- **EXERCISE**
Write out, unchanged, the lines from the one holding "Transcribe the text in this document." to the close of the listing. Both the first and last lines belong in it.

━━━━━━━━━━

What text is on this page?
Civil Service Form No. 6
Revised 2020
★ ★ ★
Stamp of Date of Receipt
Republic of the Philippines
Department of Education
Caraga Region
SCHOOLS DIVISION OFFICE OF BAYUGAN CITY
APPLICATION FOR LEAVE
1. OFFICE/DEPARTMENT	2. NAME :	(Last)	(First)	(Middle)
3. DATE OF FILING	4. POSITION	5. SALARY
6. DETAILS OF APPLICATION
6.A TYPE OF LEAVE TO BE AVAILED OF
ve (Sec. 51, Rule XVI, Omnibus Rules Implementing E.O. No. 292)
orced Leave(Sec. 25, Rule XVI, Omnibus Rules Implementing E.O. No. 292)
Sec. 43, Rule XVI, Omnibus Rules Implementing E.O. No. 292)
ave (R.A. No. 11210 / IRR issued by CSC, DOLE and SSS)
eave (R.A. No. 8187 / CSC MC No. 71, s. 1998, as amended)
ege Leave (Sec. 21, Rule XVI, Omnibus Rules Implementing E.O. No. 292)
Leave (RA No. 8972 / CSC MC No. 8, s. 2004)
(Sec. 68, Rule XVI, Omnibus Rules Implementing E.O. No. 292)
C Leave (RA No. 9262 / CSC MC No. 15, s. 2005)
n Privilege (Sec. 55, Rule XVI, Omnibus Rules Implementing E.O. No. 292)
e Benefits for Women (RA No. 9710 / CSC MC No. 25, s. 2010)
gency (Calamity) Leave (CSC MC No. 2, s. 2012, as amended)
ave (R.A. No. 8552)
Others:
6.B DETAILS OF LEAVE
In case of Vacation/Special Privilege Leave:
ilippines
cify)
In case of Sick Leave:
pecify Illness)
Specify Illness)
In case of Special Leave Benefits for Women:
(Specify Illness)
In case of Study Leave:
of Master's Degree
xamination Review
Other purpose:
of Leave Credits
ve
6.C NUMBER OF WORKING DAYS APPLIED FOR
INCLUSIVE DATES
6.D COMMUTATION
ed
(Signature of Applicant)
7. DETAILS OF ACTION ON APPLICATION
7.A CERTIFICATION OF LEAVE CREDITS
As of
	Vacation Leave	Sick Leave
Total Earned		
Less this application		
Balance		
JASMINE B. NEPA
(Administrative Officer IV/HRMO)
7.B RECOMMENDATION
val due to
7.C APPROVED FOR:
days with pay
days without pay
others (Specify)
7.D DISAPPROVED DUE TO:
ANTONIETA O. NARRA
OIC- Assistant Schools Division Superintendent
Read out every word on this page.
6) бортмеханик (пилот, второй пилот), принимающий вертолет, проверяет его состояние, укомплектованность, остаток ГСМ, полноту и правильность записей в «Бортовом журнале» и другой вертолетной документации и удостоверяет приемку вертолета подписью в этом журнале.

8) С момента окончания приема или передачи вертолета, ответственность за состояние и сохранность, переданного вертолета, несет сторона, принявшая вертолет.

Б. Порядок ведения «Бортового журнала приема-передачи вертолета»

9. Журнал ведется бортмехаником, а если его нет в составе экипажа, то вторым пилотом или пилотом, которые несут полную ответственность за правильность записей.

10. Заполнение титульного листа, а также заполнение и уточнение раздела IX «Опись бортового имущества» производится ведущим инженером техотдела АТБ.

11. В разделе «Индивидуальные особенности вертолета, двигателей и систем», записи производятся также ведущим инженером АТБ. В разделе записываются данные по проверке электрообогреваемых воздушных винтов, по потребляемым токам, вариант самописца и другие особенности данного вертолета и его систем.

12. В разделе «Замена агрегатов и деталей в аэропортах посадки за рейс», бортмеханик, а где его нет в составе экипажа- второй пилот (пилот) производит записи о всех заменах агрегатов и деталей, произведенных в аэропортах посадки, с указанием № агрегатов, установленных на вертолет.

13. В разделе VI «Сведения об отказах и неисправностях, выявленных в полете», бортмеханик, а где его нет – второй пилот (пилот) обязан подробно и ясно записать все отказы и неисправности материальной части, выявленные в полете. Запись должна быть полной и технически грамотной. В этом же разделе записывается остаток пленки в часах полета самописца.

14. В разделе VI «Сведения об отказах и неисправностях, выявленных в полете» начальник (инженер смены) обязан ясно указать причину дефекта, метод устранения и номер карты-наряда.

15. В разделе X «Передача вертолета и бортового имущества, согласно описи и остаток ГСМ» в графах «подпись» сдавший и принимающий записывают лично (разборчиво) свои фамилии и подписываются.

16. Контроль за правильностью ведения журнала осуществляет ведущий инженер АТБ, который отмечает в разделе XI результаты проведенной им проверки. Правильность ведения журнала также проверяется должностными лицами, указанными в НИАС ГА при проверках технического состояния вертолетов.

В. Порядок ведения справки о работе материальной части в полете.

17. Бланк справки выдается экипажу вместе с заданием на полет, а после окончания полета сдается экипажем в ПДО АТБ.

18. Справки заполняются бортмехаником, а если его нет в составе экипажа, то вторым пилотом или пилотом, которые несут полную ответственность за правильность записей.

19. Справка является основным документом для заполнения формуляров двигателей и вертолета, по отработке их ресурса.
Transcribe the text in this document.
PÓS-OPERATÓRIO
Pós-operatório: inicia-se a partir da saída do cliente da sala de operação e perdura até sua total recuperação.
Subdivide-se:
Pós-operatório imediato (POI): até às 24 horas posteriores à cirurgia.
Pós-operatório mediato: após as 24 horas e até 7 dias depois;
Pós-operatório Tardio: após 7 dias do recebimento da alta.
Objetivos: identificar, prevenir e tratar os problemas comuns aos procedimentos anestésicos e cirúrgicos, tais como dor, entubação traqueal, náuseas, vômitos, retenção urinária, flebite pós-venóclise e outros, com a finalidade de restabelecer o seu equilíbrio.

━━━━━━━━━━

- **SOLUTION FOR THIS EXERCISE**
Transcribe the text in this document.
PÓS-OPERATÓRIO
Pós-operatório: inicia-se a partir da saída do cliente da sala de operação e perdura até sua total recuperação.
Subdivide-se:
Pós-operatório imediato (POI): até às 24 horas posteriores à cirurgia.
Pós-operatório mediato: após as 24 horas e até 7 dias depois;
Pós-operatório Tardio: após 7 dias do recebimento da alta.
Objetivos: identificar, prevenir e tratar os problemas comuns aos procedimentos anestésicos e cirúrgicos, tais como dor, entubação traqueal, náuseas, vômitos, retenção urinária, flebite pós-venóclise e outros, com a finalidade de restabelecer o seu equilíbrio.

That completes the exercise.